**DATASET RECORDS:**

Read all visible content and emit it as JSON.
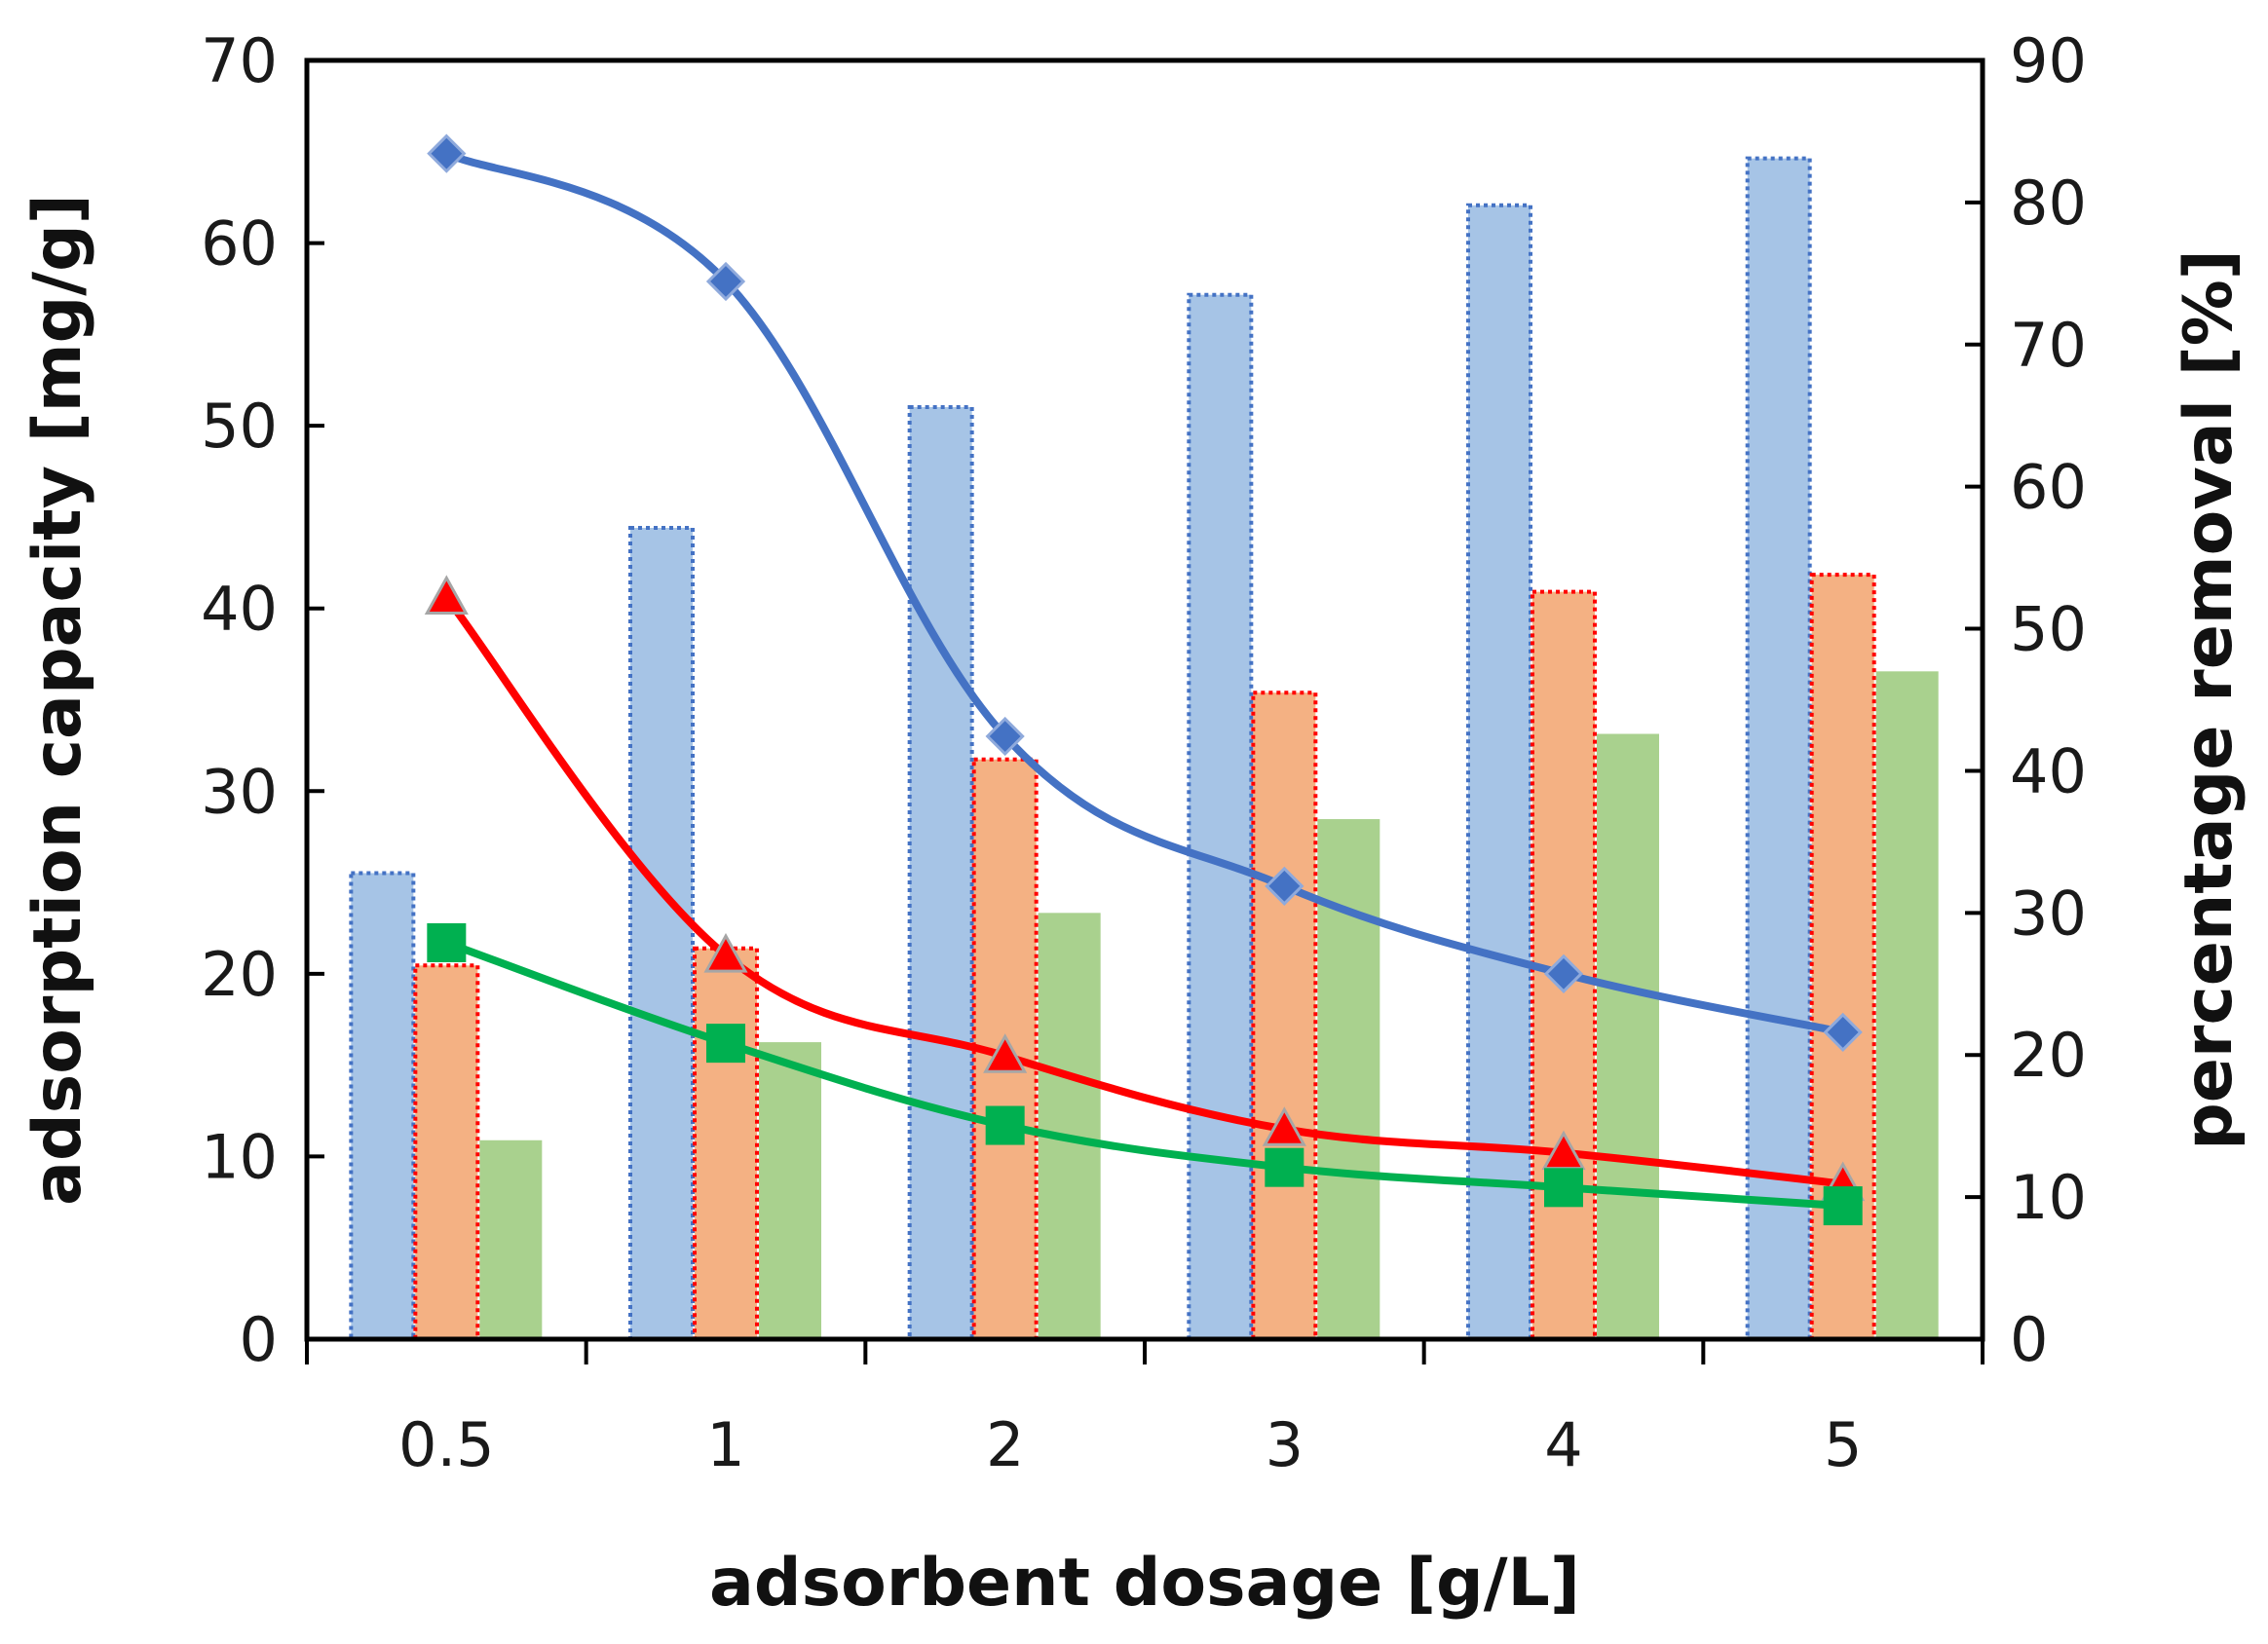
{
  "chart_data": {
    "type": "bar",
    "title": "",
    "xlabel": "adsorbent dosage [g/L]",
    "ylabel": "adsorption capacity [mg/g]",
    "y2label": "percentage removal [%]",
    "categories": [
      "0.5",
      "1",
      "2",
      "3",
      "4",
      "5"
    ],
    "ylim": [
      0,
      70
    ],
    "y2lim": [
      0,
      90
    ],
    "yticks": [
      "0",
      "10",
      "20",
      "30",
      "40",
      "50",
      "60",
      "70"
    ],
    "y2ticks": [
      "0",
      "10",
      "20",
      "30",
      "40",
      "50",
      "60",
      "70",
      "80",
      "90"
    ],
    "grid": false,
    "legend": "none",
    "bar_series": [
      {
        "values": [
          32.8,
          57.1,
          65.6,
          73.5,
          79.8,
          83.1
        ],
        "fill": "#a6c4e6",
        "border": "#4472c4",
        "axis": "right"
      },
      {
        "values": [
          26.3,
          27.5,
          40.8,
          45.5,
          52.6,
          53.8
        ],
        "fill": "#f4b183",
        "border": "#ff0000",
        "axis": "right"
      },
      {
        "values": [
          14.0,
          20.9,
          30.0,
          36.6,
          42.6,
          47.0
        ],
        "fill": "#a9d18e",
        "border": "",
        "axis": "right"
      }
    ],
    "line_series": [
      {
        "values": [
          64.9,
          57.9,
          33.0,
          24.8,
          20.0,
          16.8
        ],
        "color": "#4472c4",
        "marker": "diamond",
        "axis": "left"
      },
      {
        "values": [
          40.6,
          21.0,
          15.5,
          11.5,
          10.2,
          8.5
        ],
        "color": "#ff0000",
        "marker": "triangle",
        "axis": "left"
      },
      {
        "values": [
          21.7,
          16.2,
          11.7,
          9.4,
          8.3,
          7.3
        ],
        "color": "#00b050",
        "marker": "square",
        "axis": "left"
      }
    ]
  }
}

**EXERCISE PROMPT:** Quote the entries in full. Any image among them is to be omitted from the copy.

**EXERCISE RESULT:**
Read all visible content and emit it as JSON.
{
  "chart_data": {
    "type": "bar",
    "title": "",
    "xlabel": "adsorbent dosage [g/L]",
    "ylabel": "adsorption capacity [mg/g]",
    "y2label": "percentage removal [%]",
    "categories": [
      "0.5",
      "1",
      "2",
      "3",
      "4",
      "5"
    ],
    "ylim": [
      0,
      70
    ],
    "y2lim": [
      0,
      90
    ],
    "yticks": [
      "0",
      "10",
      "20",
      "30",
      "40",
      "50",
      "60",
      "70"
    ],
    "y2ticks": [
      "0",
      "10",
      "20",
      "30",
      "40",
      "50",
      "60",
      "70",
      "80",
      "90"
    ],
    "grid": false,
    "legend": "none",
    "bar_series": [
      {
        "values": [
          32.8,
          57.1,
          65.6,
          73.5,
          79.8,
          83.1
        ],
        "fill": "#a6c4e6",
        "border": "#4472c4",
        "axis": "right"
      },
      {
        "values": [
          26.3,
          27.5,
          40.8,
          45.5,
          52.6,
          53.8
        ],
        "fill": "#f4b183",
        "border": "#ff0000",
        "axis": "right"
      },
      {
        "values": [
          14.0,
          20.9,
          30.0,
          36.6,
          42.6,
          47.0
        ],
        "fill": "#a9d18e",
        "border": "",
        "axis": "right"
      }
    ],
    "line_series": [
      {
        "values": [
          64.9,
          57.9,
          33.0,
          24.8,
          20.0,
          16.8
        ],
        "color": "#4472c4",
        "marker": "diamond",
        "axis": "left"
      },
      {
        "values": [
          40.6,
          21.0,
          15.5,
          11.5,
          10.2,
          8.5
        ],
        "color": "#ff0000",
        "marker": "triangle",
        "axis": "left"
      },
      {
        "values": [
          21.7,
          16.2,
          11.7,
          9.4,
          8.3,
          7.3
        ],
        "color": "#00b050",
        "marker": "square",
        "axis": "left"
      }
    ]
  }
}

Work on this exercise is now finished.